In the listing below, locate the lines that hold "Congrès" and copy them.

# START OF DATASET

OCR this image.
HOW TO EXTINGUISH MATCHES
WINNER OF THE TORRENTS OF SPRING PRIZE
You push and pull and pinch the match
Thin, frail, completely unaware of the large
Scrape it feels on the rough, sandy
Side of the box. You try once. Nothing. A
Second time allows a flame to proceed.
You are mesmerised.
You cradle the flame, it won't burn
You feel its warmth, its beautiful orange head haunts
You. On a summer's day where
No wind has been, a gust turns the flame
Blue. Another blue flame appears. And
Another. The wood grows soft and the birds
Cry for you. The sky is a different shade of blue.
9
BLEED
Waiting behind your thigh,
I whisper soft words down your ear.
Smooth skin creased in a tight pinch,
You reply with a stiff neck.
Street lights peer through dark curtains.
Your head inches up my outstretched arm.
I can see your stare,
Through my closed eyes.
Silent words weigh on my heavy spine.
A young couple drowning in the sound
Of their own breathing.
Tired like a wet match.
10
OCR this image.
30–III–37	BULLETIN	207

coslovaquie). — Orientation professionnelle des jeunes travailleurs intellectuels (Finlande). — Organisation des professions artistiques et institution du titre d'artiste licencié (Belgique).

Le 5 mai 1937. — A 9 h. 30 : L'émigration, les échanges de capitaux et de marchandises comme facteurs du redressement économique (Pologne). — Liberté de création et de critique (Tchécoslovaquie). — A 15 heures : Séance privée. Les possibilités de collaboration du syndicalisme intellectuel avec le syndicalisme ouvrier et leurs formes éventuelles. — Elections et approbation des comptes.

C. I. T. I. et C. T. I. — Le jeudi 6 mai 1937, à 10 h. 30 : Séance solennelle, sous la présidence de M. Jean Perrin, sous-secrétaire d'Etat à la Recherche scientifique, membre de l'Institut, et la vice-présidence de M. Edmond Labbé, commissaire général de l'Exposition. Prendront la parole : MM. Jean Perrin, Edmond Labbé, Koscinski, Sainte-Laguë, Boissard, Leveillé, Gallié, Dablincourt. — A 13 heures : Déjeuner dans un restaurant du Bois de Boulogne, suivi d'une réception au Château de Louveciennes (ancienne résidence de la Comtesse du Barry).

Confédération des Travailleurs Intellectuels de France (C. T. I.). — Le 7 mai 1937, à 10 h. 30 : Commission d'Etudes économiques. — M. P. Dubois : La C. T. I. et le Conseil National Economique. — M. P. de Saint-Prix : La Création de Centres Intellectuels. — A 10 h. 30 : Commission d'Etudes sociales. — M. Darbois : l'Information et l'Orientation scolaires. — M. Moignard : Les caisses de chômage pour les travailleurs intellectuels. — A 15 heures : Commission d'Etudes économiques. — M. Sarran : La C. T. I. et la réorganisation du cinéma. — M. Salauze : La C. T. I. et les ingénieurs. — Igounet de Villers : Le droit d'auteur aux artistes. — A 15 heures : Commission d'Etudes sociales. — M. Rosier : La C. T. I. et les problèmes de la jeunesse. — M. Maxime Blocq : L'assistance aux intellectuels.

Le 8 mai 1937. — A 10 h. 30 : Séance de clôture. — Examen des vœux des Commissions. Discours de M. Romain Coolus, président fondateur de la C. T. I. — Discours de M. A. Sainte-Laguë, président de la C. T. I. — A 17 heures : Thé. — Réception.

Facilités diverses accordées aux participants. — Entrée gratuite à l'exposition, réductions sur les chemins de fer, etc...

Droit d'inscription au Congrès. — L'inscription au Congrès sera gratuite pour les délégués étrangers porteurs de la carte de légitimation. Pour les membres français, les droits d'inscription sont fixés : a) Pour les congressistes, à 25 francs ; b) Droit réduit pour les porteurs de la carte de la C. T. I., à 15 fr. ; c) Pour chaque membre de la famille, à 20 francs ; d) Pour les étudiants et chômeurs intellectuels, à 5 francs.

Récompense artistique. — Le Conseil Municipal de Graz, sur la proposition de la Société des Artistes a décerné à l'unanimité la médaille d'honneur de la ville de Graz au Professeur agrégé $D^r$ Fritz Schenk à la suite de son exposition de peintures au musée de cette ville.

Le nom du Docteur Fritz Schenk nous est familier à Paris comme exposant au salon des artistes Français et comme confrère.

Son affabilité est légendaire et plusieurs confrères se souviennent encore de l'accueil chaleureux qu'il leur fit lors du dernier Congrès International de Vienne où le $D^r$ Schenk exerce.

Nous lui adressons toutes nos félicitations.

# END OF DATASET
# START OF DATASET

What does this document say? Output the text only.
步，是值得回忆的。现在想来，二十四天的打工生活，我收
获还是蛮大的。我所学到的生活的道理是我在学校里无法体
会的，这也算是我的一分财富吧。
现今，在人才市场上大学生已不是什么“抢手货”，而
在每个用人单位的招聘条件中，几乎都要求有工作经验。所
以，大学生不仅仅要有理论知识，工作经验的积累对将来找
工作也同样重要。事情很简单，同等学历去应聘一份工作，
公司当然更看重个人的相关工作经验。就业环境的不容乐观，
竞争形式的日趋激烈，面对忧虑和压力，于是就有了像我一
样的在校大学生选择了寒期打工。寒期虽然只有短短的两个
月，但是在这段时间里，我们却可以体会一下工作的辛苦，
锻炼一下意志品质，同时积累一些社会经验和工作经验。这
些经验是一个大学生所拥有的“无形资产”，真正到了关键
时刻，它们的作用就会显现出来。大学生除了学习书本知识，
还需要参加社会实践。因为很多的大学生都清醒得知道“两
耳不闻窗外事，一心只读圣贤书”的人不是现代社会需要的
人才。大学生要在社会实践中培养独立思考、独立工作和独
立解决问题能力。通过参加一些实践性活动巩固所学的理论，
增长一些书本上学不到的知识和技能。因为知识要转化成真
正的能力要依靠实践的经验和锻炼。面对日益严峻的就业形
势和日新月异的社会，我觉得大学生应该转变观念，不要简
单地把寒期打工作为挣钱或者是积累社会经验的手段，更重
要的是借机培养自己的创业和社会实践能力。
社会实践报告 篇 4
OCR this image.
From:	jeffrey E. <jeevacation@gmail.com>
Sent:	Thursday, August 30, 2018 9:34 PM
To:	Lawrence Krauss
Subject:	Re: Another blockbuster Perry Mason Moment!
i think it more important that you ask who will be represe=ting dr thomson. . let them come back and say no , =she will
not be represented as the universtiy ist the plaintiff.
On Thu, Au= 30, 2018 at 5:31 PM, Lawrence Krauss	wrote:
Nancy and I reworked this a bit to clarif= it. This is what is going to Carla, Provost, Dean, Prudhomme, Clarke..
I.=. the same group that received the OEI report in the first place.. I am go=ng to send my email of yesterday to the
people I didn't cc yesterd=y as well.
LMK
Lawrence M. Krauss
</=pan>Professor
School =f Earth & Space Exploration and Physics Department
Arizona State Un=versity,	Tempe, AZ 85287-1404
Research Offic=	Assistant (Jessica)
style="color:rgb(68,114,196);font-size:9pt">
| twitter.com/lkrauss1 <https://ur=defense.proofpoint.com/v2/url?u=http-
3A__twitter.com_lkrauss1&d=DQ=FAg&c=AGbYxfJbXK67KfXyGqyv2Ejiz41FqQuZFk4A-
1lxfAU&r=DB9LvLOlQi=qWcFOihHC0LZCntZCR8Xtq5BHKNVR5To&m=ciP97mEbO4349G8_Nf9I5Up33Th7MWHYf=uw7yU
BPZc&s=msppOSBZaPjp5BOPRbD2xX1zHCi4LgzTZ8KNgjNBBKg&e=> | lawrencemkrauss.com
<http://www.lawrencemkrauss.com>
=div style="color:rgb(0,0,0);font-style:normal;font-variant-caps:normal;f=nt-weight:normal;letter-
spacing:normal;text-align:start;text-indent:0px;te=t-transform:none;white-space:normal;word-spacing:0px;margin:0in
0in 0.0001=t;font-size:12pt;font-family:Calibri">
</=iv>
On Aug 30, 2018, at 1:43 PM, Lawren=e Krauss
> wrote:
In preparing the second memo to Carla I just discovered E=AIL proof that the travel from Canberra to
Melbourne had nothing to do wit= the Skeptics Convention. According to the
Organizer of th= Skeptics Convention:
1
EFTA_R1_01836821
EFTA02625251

# END OF DATASET

• **IN RESPONSE**
Droit d'inscription au Congrès. — L'inscription au Congrès sera gratuite pour les délégués étrangers porteurs de la carte de légitimation. Pour les membres français, les droits d'inscription sont fixés : a) Pour les congressistes, à 25 francs ; b) Droit réduit pour les porteurs de la carte de la C. T. I., à 15 fr. ; c) Pour chaque membre de la famille, à 20 francs ; d) Pour les étudiants et chômeurs intellectuels, à 5 francs.
Son affabilité est légendaire et plusieurs confrères se souviennent encore de l'accueil chaleureux qu'il leur fit lors du dernier Congrès International de Vienne où le $D^r$ Schenk exerce.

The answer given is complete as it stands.